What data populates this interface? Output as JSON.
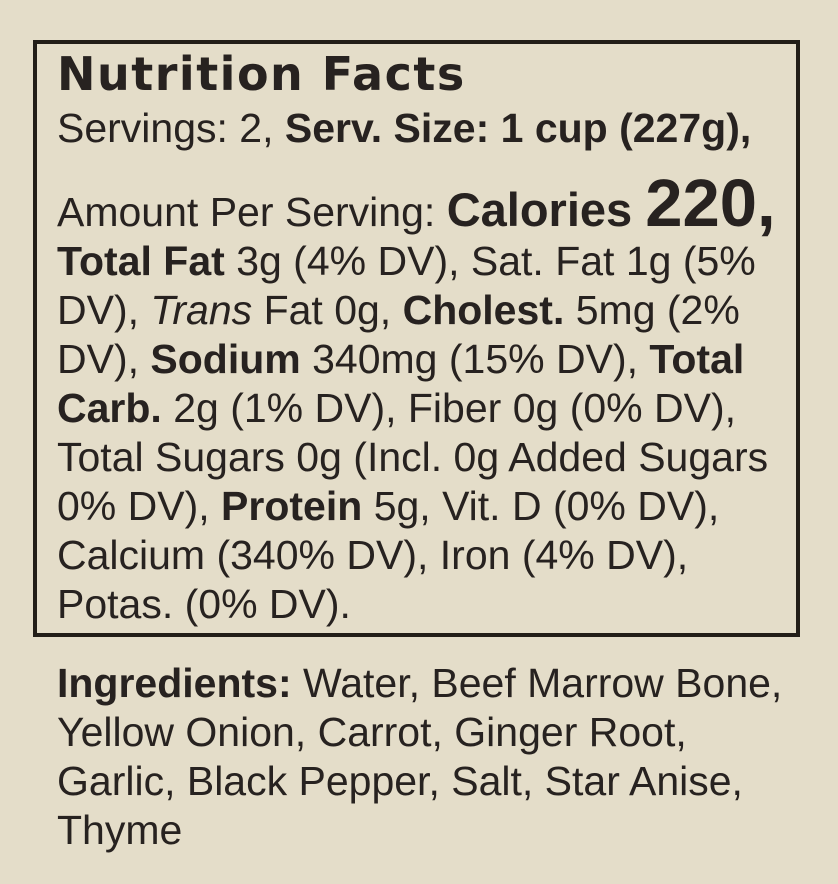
{
  "colors": {
    "background": "#e4ddc9",
    "text": "#272220",
    "box_border": "#221e18"
  },
  "nutrition_facts": {
    "title": "Nutrition Facts",
    "serving_line_segments": [
      {
        "text": "Servings: 2, ",
        "style": "regular"
      },
      {
        "text": "Serv. Size: 1 cup (227g),",
        "style": "bold"
      }
    ],
    "nutrients_segments": [
      {
        "text": "Amount Per Serving: ",
        "style": "regular"
      },
      {
        "text": "Calories ",
        "style": "calories-label"
      },
      {
        "text": "220,",
        "style": "calories-value"
      },
      {
        "text": " ",
        "style": "regular"
      },
      {
        "text": "Total Fat",
        "style": "bold"
      },
      {
        "text": " 3g (4% DV), Sat. Fat 1g (5% DV), ",
        "style": "regular"
      },
      {
        "text": "Trans",
        "style": "italic"
      },
      {
        "text": " Fat 0g, ",
        "style": "regular"
      },
      {
        "text": "Cholest.",
        "style": "bold"
      },
      {
        "text": " 5mg (2% DV), ",
        "style": "regular"
      },
      {
        "text": "Sodium",
        "style": "bold"
      },
      {
        "text": " 340mg (15% DV), ",
        "style": "regular"
      },
      {
        "text": "Total Carb.",
        "style": "bold"
      },
      {
        "text": " 2g (1% DV), Fiber 0g (0% DV), Total Sugars 0g (Incl. 0g Added Sugars 0% DV), ",
        "style": "regular"
      },
      {
        "text": "Protein",
        "style": "bold"
      },
      {
        "text": " 5g, Vit. D (0% DV), Calcium (340% DV), Iron (4% DV), Potas. (0% DV).",
        "style": "regular"
      }
    ],
    "facts": {
      "servings": "2",
      "serving_size": "1 cup (227g)",
      "calories": "220",
      "nutrients": [
        {
          "name": "Total Fat",
          "amount": "3g",
          "daily_value": "4% DV"
        },
        {
          "name": "Sat. Fat",
          "amount": "1g",
          "daily_value": "5% DV"
        },
        {
          "name": "Trans Fat",
          "amount": "0g",
          "daily_value": ""
        },
        {
          "name": "Cholest.",
          "amount": "5mg",
          "daily_value": "2% DV"
        },
        {
          "name": "Sodium",
          "amount": "340mg",
          "daily_value": "15% DV"
        },
        {
          "name": "Total Carb.",
          "amount": "2g",
          "daily_value": "1% DV"
        },
        {
          "name": "Fiber",
          "amount": "0g",
          "daily_value": "0% DV"
        },
        {
          "name": "Total Sugars",
          "amount": "0g",
          "daily_value": ""
        },
        {
          "name": "Added Sugars",
          "amount": "0g",
          "daily_value": "0% DV"
        },
        {
          "name": "Protein",
          "amount": "5g",
          "daily_value": ""
        },
        {
          "name": "Vit. D",
          "amount": "",
          "daily_value": "0% DV"
        },
        {
          "name": "Calcium",
          "amount": "",
          "daily_value": "340% DV"
        },
        {
          "name": "Iron",
          "amount": "",
          "daily_value": "4% DV"
        },
        {
          "name": "Potas.",
          "amount": "",
          "daily_value": "0% DV"
        }
      ]
    }
  },
  "ingredients": {
    "segments": [
      {
        "text": "Ingredients: ",
        "style": "bold"
      },
      {
        "text": " Water, Beef Marrow Bone, Yellow Onion, Carrot, Ginger Root, Garlic, Black Pepper, Salt, Star Anise, Thyme",
        "style": "regular"
      }
    ],
    "label": "Ingredients:",
    "list": [
      "Water",
      "Beef Marrow Bone",
      "Yellow Onion",
      "Carrot",
      "Ginger Root",
      "Garlic",
      "Black Pepper",
      "Salt",
      "Star Anise",
      "Thyme"
    ]
  }
}
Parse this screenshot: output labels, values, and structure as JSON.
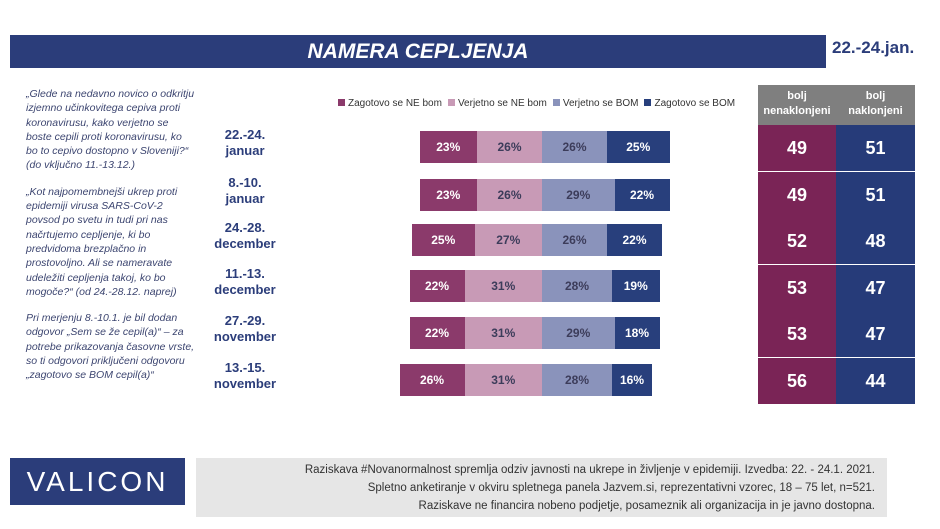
{
  "title": "NAMERA CEPLJENJA",
  "date": "22.-24.jan.",
  "question": [
    "„Glede na nedavno novico o odkritju izjemno učinkovitega cepiva proti koronavirusu, kako verjetno se boste cepili proti koronavirusu, ko bo to cepivo dostopno v Sloveniji?“ (do vključno 11.-13.12.)",
    "„Kot najpomembnejši ukrep proti epidemiji virusa SARS-CoV-2 povsod po svetu in tudi pri nas načrtujemo cepljenje, ki bo predvidoma brezplačno in prostovoljno. Ali se nameravate udeležiti cepljenja takoj, ko bo mogoče?“ (od 24.-28.12. naprej)",
    "Pri merjenju 8.-10.1. je bil dodan odgovor „Sem se že cepil(a)“ – za potrebe prikazovanja časovne vrste, so ti odgovori priključeni odgovoru „zagotovo se BOM cepil(a)“"
  ],
  "chart_data": {
    "type": "bar",
    "subtype": "diverging-stacked-horizontal",
    "categories": [
      [
        "22.-24.",
        "januar"
      ],
      [
        "8.-10.",
        "januar"
      ],
      [
        "24.-28.",
        "december"
      ],
      [
        "11.-13.",
        "december"
      ],
      [
        "27.-29.",
        "november"
      ],
      [
        "13.-15.",
        "november"
      ]
    ],
    "series": [
      {
        "name": "Zagotovo se NE bom",
        "color": "#8b3a6b",
        "text": "#ffffff",
        "values": [
          23,
          23,
          25,
          22,
          22,
          26
        ]
      },
      {
        "name": "Verjetno se NE bom",
        "color": "#c89ab6",
        "text": "#3c3c5a",
        "values": [
          26,
          26,
          27,
          31,
          31,
          31
        ]
      },
      {
        "name": "Verjetno se BOM",
        "color": "#8a93bb",
        "text": "#3c3c5a",
        "values": [
          26,
          29,
          26,
          28,
          29,
          28
        ]
      },
      {
        "name": "Zagotovo se BOM",
        "color": "#283f7c",
        "text": "#ffffff",
        "values": [
          25,
          22,
          22,
          19,
          18,
          16
        ]
      }
    ],
    "legend": "top",
    "unit": "%"
  },
  "summary": {
    "headers": [
      [
        "bolj",
        "nenaklonjeni"
      ],
      [
        "bolj",
        "naklonjeni"
      ]
    ],
    "colors": [
      "#7a2456",
      "#263b79"
    ],
    "nenaklonjeni": [
      49,
      49,
      52,
      53,
      53,
      56
    ],
    "naklonjeni": [
      51,
      51,
      48,
      47,
      47,
      44
    ]
  },
  "logo": "VALICON",
  "footer": [
    "Raziskava #Novanormalnost spremlja odziv javnosti na ukrepe in življenje v epidemiji. Izvedba: 22. - 24.1. 2021.",
    "Spletno anketiranje v okviru spletnega panela Jazvem.si, reprezentativni vzorec, 18 – 75 let, n=521.",
    "Raziskave ne financira nobeno podjetje, posameznik ali organizacija in je javno dostopna."
  ]
}
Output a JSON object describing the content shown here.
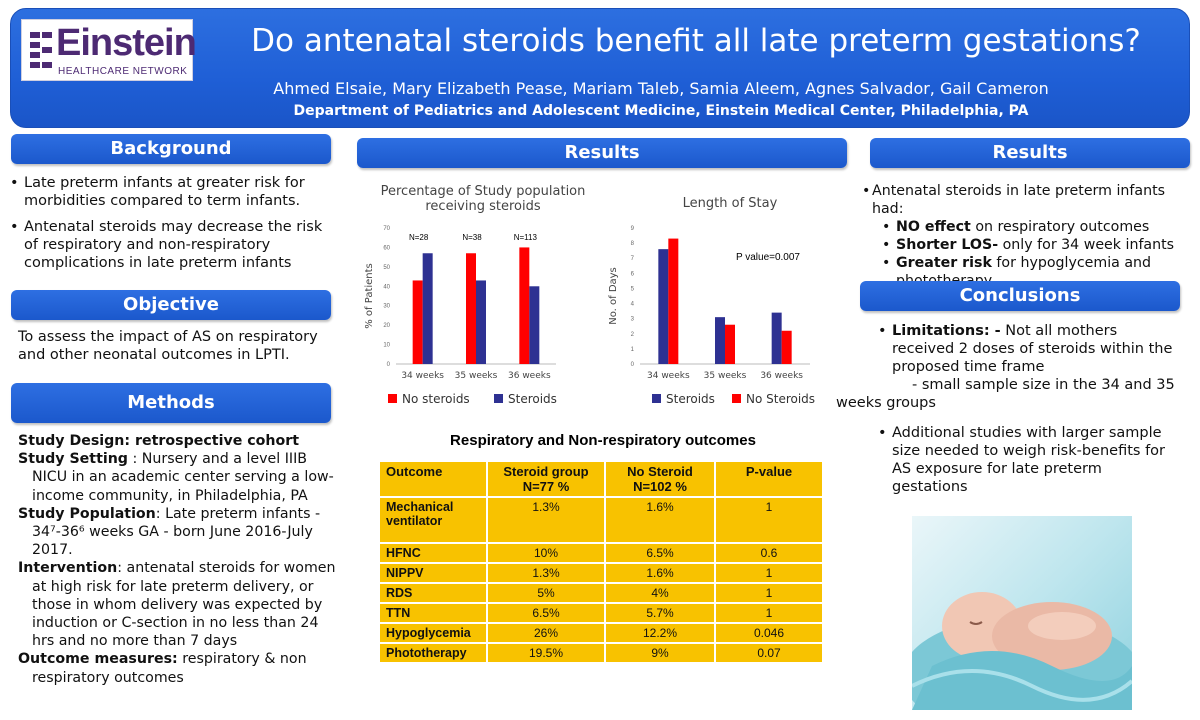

-- PROBLEM TO WORK ON --
Copy out the whole listing word for word, except for any picture it includes.

-- FINAL ANSWER --
What data populates this interface? Output as JSON.
{
  "colors": {
    "background": "#e4ddc9",
    "text": "#272220",
    "box_border": "#221e18"
  },
  "nutrition_facts": {
    "title": "Nutrition Facts",
    "serving_line_segments": [
      {
        "text": "Servings: 2, ",
        "style": "regular"
      },
      {
        "text": "Serv. Size: 1 cup (227g),",
        "style": "bold"
      }
    ],
    "nutrients_segments": [
      {
        "text": "Amount Per Serving: ",
        "style": "regular"
      },
      {
        "text": "Calories ",
        "style": "calories-label"
      },
      {
        "text": "220,",
        "style": "calories-value"
      },
      {
        "text": " ",
        "style": "regular"
      },
      {
        "text": "Total Fat",
        "style": "bold"
      },
      {
        "text": " 3g (4% DV), Sat. Fat 1g (5% DV), ",
        "style": "regular"
      },
      {
        "text": "Trans",
        "style": "italic"
      },
      {
        "text": " Fat 0g, ",
        "style": "regular"
      },
      {
        "text": "Cholest.",
        "style": "bold"
      },
      {
        "text": " 5mg (2% DV), ",
        "style": "regular"
      },
      {
        "text": "Sodium",
        "style": "bold"
      },
      {
        "text": " 340mg (15% DV), ",
        "style": "regular"
      },
      {
        "text": "Total Carb.",
        "style": "bold"
      },
      {
        "text": " 2g (1% DV), Fiber 0g (0% DV), Total Sugars 0g (Incl. 0g Added Sugars 0% DV), ",
        "style": "regular"
      },
      {
        "text": "Protein",
        "style": "bold"
      },
      {
        "text": " 5g, Vit. D (0% DV), Calcium (340% DV), Iron (4% DV), Potas. (0% DV).",
        "style": "regular"
      }
    ],
    "facts": {
      "servings": "2",
      "serving_size": "1 cup (227g)",
      "calories": "220",
      "nutrients": [
        {
          "name": "Total Fat",
          "amount": "3g",
          "daily_value": "4% DV"
        },
        {
          "name": "Sat. Fat",
          "amount": "1g",
          "daily_value": "5% DV"
        },
        {
          "name": "Trans Fat",
          "amount": "0g",
          "daily_value": ""
        },
        {
          "name": "Cholest.",
          "amount": "5mg",
          "daily_value": "2% DV"
        },
        {
          "name": "Sodium",
          "amount": "340mg",
          "daily_value": "15% DV"
        },
        {
          "name": "Total Carb.",
          "amount": "2g",
          "daily_value": "1% DV"
        },
        {
          "name": "Fiber",
          "amount": "0g",
          "daily_value": "0% DV"
        },
        {
          "name": "Total Sugars",
          "amount": "0g",
          "daily_value": ""
        },
        {
          "name": "Added Sugars",
          "amount": "0g",
          "daily_value": "0% DV"
        },
        {
          "name": "Protein",
          "amount": "5g",
          "daily_value": ""
        },
        {
          "name": "Vit. D",
          "amount": "",
          "daily_value": "0% DV"
        },
        {
          "name": "Calcium",
          "amount": "",
          "daily_value": "340% DV"
        },
        {
          "name": "Iron",
          "amount": "",
          "daily_value": "4% DV"
        },
        {
          "name": "Potas.",
          "amount": "",
          "daily_value": "0% DV"
        }
      ]
    }
  },
  "ingredients": {
    "segments": [
      {
        "text": "Ingredients: ",
        "style": "bold"
      },
      {
        "text": " Water, Beef Marrow Bone, Yellow Onion, Carrot, Ginger Root, Garlic, Black Pepper, Salt, Star Anise, Thyme",
        "style": "regular"
      }
    ],
    "label": "Ingredients:",
    "list": [
      "Water",
      "Beef Marrow Bone",
      "Yellow Onion",
      "Carrot",
      "Ginger Root",
      "Garlic",
      "Black Pepper",
      "Salt",
      "Star Anise",
      "Thyme"
    ]
  }
}
Parse this screenshot: output labels, values, and structure as JSON.
{
  "title": "NAMERA CEPLJENJA",
  "date": "22.-24.jan.",
  "question": [
    "„Glede na nedavno novico o odkritju izjemno učinkovitega cepiva proti koronavirusu, kako verjetno se boste cepili proti koronavirusu, ko bo to cepivo dostopno v Sloveniji?“ (do vključno 11.-13.12.)",
    "„Kot najpomembnejši ukrep proti epidemiji virusa SARS-CoV-2 povsod po svetu in tudi pri nas načrtujemo cepljenje, ki bo predvidoma brezplačno in prostovoljno. Ali se nameravate udeležiti cepljenja takoj, ko bo mogoče?“ (od 24.-28.12. naprej)",
    "Pri merjenju 8.-10.1. je bil dodan odgovor „Sem se že cepil(a)“ – za potrebe prikazovanja časovne vrste, so ti odgovori priključeni odgovoru „zagotovo se BOM cepil(a)“"
  ],
  "chart_data": {
    "type": "bar",
    "subtype": "diverging-stacked-horizontal",
    "categories": [
      [
        "22.-24.",
        "januar"
      ],
      [
        "8.-10.",
        "januar"
      ],
      [
        "24.-28.",
        "december"
      ],
      [
        "11.-13.",
        "december"
      ],
      [
        "27.-29.",
        "november"
      ],
      [
        "13.-15.",
        "november"
      ]
    ],
    "series": [
      {
        "name": "Zagotovo se NE bom",
        "color": "#8b3a6b",
        "text": "#ffffff",
        "values": [
          23,
          23,
          25,
          22,
          22,
          26
        ]
      },
      {
        "name": "Verjetno se NE bom",
        "color": "#c89ab6",
        "text": "#3c3c5a",
        "values": [
          26,
          26,
          27,
          31,
          31,
          31
        ]
      },
      {
        "name": "Verjetno se BOM",
        "color": "#8a93bb",
        "text": "#3c3c5a",
        "values": [
          26,
          29,
          26,
          28,
          29,
          28
        ]
      },
      {
        "name": "Zagotovo se BOM",
        "color": "#283f7c",
        "text": "#ffffff",
        "values": [
          25,
          22,
          22,
          19,
          18,
          16
        ]
      }
    ],
    "legend": "top",
    "unit": "%"
  },
  "summary": {
    "headers": [
      [
        "bolj",
        "nenaklonjeni"
      ],
      [
        "bolj",
        "naklonjeni"
      ]
    ],
    "colors": [
      "#7a2456",
      "#263b79"
    ],
    "nenaklonjeni": [
      49,
      49,
      52,
      53,
      53,
      56
    ],
    "naklonjeni": [
      51,
      51,
      48,
      47,
      47,
      44
    ]
  },
  "logo": "VALICON",
  "footer": [
    "Raziskava #Novanormalnost spremlja odziv javnosti na ukrepe in življenje v epidemiji. Izvedba: 22. - 24.1. 2021.",
    "Spletno anketiranje v okviru spletnega panela Jazvem.si, reprezentativni vzorec, 18 – 75 let, n=521.",
    "Raziskave ne financira nobeno podjetje, posameznik ali organizacija in je javno dostopna."
  ]
}
Output a JSON object describing the content shown here.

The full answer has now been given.